◆ Aim:
Where a line of the listing below includes the word "entre", reproduce that line.

── Exercise material ──

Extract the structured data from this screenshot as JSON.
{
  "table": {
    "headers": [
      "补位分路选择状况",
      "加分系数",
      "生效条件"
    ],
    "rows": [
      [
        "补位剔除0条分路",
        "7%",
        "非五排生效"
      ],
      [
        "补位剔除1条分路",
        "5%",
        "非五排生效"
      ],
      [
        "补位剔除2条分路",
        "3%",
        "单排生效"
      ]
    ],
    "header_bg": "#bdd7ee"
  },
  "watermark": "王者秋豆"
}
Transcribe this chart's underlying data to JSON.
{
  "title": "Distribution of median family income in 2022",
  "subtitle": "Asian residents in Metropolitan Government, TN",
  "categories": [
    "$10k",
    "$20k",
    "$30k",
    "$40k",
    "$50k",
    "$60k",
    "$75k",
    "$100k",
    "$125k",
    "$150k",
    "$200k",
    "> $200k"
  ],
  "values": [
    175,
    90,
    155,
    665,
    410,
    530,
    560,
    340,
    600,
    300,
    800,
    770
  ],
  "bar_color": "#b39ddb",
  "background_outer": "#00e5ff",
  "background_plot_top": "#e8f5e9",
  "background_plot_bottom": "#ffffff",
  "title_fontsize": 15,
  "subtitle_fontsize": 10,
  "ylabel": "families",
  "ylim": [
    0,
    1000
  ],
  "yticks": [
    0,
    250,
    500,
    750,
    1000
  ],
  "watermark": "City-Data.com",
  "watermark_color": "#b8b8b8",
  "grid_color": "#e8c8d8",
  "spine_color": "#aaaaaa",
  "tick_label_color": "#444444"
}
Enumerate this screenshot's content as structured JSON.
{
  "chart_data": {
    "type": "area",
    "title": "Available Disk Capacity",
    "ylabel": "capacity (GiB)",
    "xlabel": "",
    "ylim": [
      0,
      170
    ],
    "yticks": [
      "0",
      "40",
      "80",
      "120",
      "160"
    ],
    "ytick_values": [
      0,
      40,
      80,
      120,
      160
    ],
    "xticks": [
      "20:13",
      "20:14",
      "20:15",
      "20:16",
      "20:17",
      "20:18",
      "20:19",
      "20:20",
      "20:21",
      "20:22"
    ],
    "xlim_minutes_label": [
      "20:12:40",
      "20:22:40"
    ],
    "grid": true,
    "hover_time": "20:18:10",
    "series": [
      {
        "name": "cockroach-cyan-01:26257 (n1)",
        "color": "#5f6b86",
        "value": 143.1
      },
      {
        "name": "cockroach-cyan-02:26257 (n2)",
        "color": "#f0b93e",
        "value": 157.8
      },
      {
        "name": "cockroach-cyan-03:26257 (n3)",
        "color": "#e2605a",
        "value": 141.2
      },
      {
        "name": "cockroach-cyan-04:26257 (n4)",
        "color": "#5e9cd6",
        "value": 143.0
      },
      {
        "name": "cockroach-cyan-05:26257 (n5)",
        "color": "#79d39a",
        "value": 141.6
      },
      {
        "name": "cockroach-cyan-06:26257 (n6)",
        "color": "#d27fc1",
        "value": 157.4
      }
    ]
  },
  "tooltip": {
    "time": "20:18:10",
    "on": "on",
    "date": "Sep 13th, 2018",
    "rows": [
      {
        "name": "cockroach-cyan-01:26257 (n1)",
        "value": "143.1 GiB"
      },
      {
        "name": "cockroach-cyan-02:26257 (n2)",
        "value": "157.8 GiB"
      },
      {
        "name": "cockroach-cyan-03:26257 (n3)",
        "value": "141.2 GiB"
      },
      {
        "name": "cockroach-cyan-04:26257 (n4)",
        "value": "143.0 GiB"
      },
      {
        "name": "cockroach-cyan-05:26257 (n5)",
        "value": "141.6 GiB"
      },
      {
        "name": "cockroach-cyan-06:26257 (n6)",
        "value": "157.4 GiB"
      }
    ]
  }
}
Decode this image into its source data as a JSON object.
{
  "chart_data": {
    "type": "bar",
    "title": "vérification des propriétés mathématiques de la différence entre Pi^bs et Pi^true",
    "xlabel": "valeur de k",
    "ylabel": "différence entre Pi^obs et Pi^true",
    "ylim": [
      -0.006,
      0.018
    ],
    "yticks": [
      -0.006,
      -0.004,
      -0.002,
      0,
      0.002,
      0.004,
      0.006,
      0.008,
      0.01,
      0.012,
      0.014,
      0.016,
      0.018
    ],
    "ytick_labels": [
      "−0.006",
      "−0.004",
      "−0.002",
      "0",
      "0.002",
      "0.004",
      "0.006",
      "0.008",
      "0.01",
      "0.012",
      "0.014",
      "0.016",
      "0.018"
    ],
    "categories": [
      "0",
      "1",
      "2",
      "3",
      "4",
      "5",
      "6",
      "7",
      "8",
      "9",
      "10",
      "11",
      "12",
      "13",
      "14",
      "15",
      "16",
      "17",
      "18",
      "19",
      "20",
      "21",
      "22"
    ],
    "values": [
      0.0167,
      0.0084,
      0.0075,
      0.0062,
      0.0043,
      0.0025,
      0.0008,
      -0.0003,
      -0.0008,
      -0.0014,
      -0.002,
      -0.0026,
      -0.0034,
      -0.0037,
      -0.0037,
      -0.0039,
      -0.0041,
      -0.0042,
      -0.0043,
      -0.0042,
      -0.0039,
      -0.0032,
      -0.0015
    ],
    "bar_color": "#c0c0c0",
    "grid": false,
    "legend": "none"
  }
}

───

◆ Answer to this exercise:
    "title": "vérification des propriétés mathématiques de la différence entre Pi^bs et Pi^true",
    "ylabel": "différence entre Pi^obs et Pi^true",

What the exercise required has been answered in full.